■ EXERCISE TEXT ■
__________________________________________________
Thursday, August 26, 2010

Staying Together

“Therefore what God has joined together, let man not separate." Mark 10:9

It seems to me that the Bible is long on instructions for living, but short on the reasons for those instructions. The response, “The Bible says it, I believe it, that settles it!” is insufficient for the inquisitive, and rejected by those without faith in the Bible. For most of us, the sure-fire way to find out why Scriptural injunctions are critical is to flout them; cause and effect are good teachers.

In today’s quote, Jesus emphasizes the necessary permanence of marriage. For His reasoning, we have only to look at the chaotic state of marriage in Western civilization and the trauma of children and adults from broken homes, to realize the necessity of stable marriages. Numerous studies consistently show that in general, those from broken homes compete poorly with children of established heterosexual marriages, are less likely to do as well in the market place, or establish stable marriages of their own.
__________________________________________________
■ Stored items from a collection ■
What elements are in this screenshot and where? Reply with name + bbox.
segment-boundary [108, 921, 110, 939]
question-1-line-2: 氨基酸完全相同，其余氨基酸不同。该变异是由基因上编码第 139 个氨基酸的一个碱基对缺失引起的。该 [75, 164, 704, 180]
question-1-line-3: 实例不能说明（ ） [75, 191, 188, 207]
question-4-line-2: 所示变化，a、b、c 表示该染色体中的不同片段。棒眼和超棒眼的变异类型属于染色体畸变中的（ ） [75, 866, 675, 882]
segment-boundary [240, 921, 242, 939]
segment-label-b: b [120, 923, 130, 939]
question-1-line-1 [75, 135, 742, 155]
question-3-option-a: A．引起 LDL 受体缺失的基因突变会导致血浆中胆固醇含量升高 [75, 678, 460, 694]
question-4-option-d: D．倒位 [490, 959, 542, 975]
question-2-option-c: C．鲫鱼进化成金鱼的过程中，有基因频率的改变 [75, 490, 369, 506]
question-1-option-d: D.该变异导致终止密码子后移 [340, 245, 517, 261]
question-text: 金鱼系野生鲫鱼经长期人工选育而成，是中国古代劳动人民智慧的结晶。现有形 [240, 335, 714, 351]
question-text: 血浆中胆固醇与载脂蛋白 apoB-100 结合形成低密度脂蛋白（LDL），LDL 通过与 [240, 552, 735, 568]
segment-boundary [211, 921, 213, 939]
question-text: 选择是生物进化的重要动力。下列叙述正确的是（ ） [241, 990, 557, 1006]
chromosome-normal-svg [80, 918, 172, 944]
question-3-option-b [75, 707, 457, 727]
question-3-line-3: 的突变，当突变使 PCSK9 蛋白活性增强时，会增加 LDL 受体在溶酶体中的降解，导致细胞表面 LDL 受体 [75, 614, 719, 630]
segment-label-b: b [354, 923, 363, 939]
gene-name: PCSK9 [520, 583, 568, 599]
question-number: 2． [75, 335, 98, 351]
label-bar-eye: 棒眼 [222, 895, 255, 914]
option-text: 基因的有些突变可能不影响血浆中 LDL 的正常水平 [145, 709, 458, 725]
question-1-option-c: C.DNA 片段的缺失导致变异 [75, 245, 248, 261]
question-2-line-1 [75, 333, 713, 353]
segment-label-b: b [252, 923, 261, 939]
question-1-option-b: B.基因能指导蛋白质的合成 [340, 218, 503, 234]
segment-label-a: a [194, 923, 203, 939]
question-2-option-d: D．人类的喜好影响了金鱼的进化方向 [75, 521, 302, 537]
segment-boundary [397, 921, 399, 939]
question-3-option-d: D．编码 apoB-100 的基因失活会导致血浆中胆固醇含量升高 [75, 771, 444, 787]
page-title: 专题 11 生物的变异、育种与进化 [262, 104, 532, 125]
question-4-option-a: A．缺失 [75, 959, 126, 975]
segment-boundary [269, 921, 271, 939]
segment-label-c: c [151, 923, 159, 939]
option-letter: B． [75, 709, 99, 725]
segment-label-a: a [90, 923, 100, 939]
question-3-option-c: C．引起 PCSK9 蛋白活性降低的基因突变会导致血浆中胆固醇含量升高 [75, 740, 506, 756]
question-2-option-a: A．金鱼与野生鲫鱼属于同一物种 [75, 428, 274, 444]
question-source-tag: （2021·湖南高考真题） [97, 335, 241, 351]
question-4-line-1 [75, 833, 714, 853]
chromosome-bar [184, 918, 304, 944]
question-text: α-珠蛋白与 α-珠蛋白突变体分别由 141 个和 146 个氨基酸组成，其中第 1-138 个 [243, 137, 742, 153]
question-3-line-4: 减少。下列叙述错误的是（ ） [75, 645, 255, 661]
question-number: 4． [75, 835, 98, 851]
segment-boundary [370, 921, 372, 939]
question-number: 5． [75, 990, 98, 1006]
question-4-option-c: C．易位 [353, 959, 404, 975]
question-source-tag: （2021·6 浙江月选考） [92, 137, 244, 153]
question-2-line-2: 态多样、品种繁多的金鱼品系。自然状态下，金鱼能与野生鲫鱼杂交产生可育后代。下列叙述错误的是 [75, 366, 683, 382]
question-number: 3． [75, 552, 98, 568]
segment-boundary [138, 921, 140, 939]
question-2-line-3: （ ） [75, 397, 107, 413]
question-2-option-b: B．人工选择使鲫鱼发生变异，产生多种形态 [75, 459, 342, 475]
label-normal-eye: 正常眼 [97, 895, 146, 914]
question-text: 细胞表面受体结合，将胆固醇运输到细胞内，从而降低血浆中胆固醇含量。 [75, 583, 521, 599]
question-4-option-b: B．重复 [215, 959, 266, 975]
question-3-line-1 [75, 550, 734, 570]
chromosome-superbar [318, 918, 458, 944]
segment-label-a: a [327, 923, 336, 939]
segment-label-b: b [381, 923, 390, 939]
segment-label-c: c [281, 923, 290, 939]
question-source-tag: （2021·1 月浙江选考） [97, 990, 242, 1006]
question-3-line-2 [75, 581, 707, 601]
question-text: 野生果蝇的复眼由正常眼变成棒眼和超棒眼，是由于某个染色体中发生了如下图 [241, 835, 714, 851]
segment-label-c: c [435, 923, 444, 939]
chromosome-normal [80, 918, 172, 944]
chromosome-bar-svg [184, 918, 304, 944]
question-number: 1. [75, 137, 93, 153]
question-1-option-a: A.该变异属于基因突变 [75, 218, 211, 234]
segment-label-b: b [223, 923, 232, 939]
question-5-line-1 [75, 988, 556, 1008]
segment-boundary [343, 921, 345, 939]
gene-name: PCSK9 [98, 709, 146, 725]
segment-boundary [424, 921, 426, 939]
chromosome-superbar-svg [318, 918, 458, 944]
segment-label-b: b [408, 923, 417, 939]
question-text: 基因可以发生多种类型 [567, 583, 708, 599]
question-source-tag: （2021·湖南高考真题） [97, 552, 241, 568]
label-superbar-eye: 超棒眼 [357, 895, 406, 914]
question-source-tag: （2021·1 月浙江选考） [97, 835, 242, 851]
__________________________________________________
■ ACTIONS TO TAKE ■
1: Answer these questions about the "Staying Together" devotional above the listing:
(a) Which verse does the devotional quote?
(b) According to the devotional, what are good teachers?
(c) For whom is the response "The Bible says it, I believe it, that settles it!" insufficient?
2: Carry on writing the "Staying Together" devotional from where it ends, in the same voice.

■ EXPECTED RESPONSES ■
1:
(a) Mark 10:9
(b) Cause and effect
(c) The inquisitive

2:
That is not the end of it. Every action has cultural consequences, and fractured marriages threaten a free society. Government steps to “assist” by enacting laws to govern break-up, support single parents, provide daycare and counsel or fostering for wounded children, is both invasive and expensive. Anyone going through divorce will experience the heavy hand of government dictating what he or she can and cannot do.

Yet marriage break-up is a symptom of a greater underlying malaise. Integrity in our current culture is being true to oneself rather than to others. In fact, the argument runs, I cannot be true to others until I am true to myself. I should leave the marriage if I am not content or happy in it; it’s more authentic than living a lie; besides, a fractious marriage is no good for the kids!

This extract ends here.